### DATASET RECORDS
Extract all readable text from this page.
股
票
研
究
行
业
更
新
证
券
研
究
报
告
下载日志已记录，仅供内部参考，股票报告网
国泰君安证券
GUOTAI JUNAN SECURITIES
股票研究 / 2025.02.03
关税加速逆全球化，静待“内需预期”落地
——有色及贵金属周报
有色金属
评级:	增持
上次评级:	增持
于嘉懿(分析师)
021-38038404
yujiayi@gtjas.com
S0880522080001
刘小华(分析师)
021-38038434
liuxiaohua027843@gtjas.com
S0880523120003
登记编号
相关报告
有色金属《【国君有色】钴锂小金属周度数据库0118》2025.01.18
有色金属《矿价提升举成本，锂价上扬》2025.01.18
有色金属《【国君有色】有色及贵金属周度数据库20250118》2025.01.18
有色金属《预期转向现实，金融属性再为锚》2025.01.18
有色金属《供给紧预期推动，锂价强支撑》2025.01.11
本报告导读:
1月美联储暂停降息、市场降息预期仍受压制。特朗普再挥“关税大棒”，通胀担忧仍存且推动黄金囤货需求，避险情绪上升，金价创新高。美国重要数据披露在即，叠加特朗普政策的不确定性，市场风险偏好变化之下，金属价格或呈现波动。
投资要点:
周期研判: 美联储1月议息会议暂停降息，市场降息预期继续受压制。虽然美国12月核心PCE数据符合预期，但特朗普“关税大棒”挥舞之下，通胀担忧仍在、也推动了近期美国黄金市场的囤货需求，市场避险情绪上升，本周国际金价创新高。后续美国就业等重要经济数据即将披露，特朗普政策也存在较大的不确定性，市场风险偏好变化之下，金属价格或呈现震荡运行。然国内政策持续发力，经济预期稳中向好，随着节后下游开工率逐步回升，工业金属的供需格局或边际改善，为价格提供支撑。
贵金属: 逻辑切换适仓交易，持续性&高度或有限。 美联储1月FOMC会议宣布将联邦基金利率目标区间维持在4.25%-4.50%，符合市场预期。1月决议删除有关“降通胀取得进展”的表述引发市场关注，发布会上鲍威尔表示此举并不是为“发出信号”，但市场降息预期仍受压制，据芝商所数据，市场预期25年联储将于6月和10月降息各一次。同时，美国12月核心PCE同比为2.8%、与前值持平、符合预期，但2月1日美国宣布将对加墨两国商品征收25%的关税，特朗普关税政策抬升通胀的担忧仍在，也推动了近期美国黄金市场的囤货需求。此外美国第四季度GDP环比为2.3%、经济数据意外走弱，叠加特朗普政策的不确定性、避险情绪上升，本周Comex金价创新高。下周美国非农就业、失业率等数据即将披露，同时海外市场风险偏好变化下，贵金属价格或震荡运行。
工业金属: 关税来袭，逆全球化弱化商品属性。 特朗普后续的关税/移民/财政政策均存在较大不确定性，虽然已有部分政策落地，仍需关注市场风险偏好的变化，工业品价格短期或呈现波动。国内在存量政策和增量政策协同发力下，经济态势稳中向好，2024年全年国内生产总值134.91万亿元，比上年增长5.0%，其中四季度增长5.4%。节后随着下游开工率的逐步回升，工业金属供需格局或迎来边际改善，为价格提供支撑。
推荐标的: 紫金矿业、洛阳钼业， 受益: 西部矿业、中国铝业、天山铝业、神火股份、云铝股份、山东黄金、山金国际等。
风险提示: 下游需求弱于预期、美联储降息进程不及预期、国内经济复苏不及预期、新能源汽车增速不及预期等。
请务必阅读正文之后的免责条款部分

### TASK BRIEF
Write the material out again in its entirety, exactly as shown.

### SOLUTION TO THE EXERCISE
Extract all readable text from this page.
股
票
研
究
行
业
更
新
证
券
研
究
报
告
下载日志已记录，仅供内部参考，股票报告网
国泰君安证券
GUOTAI JUNAN SECURITIES
股票研究 / 2025.02.03
关税加速逆全球化，静待“内需预期”落地
——有色及贵金属周报
有色金属
评级:	增持
上次评级:	增持
于嘉懿(分析师)
021-38038404
yujiayi@gtjas.com
S0880522080001
刘小华(分析师)
021-38038434
liuxiaohua027843@gtjas.com
S0880523120003
登记编号
相关报告
有色金属《【国君有色】钴锂小金属周度数据库0118》2025.01.18
有色金属《矿价提升举成本，锂价上扬》2025.01.18
有色金属《【国君有色】有色及贵金属周度数据库20250118》2025.01.18
有色金属《预期转向现实，金融属性再为锚》2025.01.18
有色金属《供给紧预期推动，锂价强支撑》2025.01.11
本报告导读:
1月美联储暂停降息、市场降息预期仍受压制。特朗普再挥“关税大棒”，通胀担忧仍存且推动黄金囤货需求，避险情绪上升，金价创新高。美国重要数据披露在即，叠加特朗普政策的不确定性，市场风险偏好变化之下，金属价格或呈现波动。
投资要点:
周期研判: 美联储1月议息会议暂停降息，市场降息预期继续受压制。虽然美国12月核心PCE数据符合预期，但特朗普“关税大棒”挥舞之下，通胀担忧仍在、也推动了近期美国黄金市场的囤货需求，市场避险情绪上升，本周国际金价创新高。后续美国就业等重要经济数据即将披露，特朗普政策也存在较大的不确定性，市场风险偏好变化之下，金属价格或呈现震荡运行。然国内政策持续发力，经济预期稳中向好，随着节后下游开工率逐步回升，工业金属的供需格局或边际改善，为价格提供支撑。
贵金属: 逻辑切换适仓交易，持续性&高度或有限。 美联储1月FOMC会议宣布将联邦基金利率目标区间维持在4.25%-4.50%，符合市场预期。1月决议删除有关“降通胀取得进展”的表述引发市场关注，发布会上鲍威尔表示此举并不是为“发出信号”，但市场降息预期仍受压制，据芝商所数据，市场预期25年联储将于6月和10月降息各一次。同时，美国12月核心PCE同比为2.8%、与前值持平、符合预期，但2月1日美国宣布将对加墨两国商品征收25%的关税，特朗普关税政策抬升通胀的担忧仍在，也推动了近期美国黄金市场的囤货需求。此外美国第四季度GDP环比为2.3%、经济数据意外走弱，叠加特朗普政策的不确定性、避险情绪上升，本周Comex金价创新高。下周美国非农就业、失业率等数据即将披露，同时海外市场风险偏好变化下，贵金属价格或震荡运行。
工业金属: 关税来袭，逆全球化弱化商品属性。 特朗普后续的关税/移民/财政政策均存在较大不确定性，虽然已有部分政策落地，仍需关注市场风险偏好的变化，工业品价格短期或呈现波动。国内在存量政策和增量政策协同发力下，经济态势稳中向好，2024年全年国内生产总值134.91万亿元，比上年增长5.0%，其中四季度增长5.4%。节后随着下游开工率的逐步回升，工业金属供需格局或迎来边际改善，为价格提供支撑。
推荐标的: 紫金矿业、洛阳钼业， 受益: 西部矿业、中国铝业、天山铝业、神火股份、云铝股份、山东黄金、山金国际等。
风险提示: 下游需求弱于预期、美联储降息进程不及预期、国内经济复苏不及预期、新能源汽车增速不及预期等。
请务必阅读正文之后的免责条款部分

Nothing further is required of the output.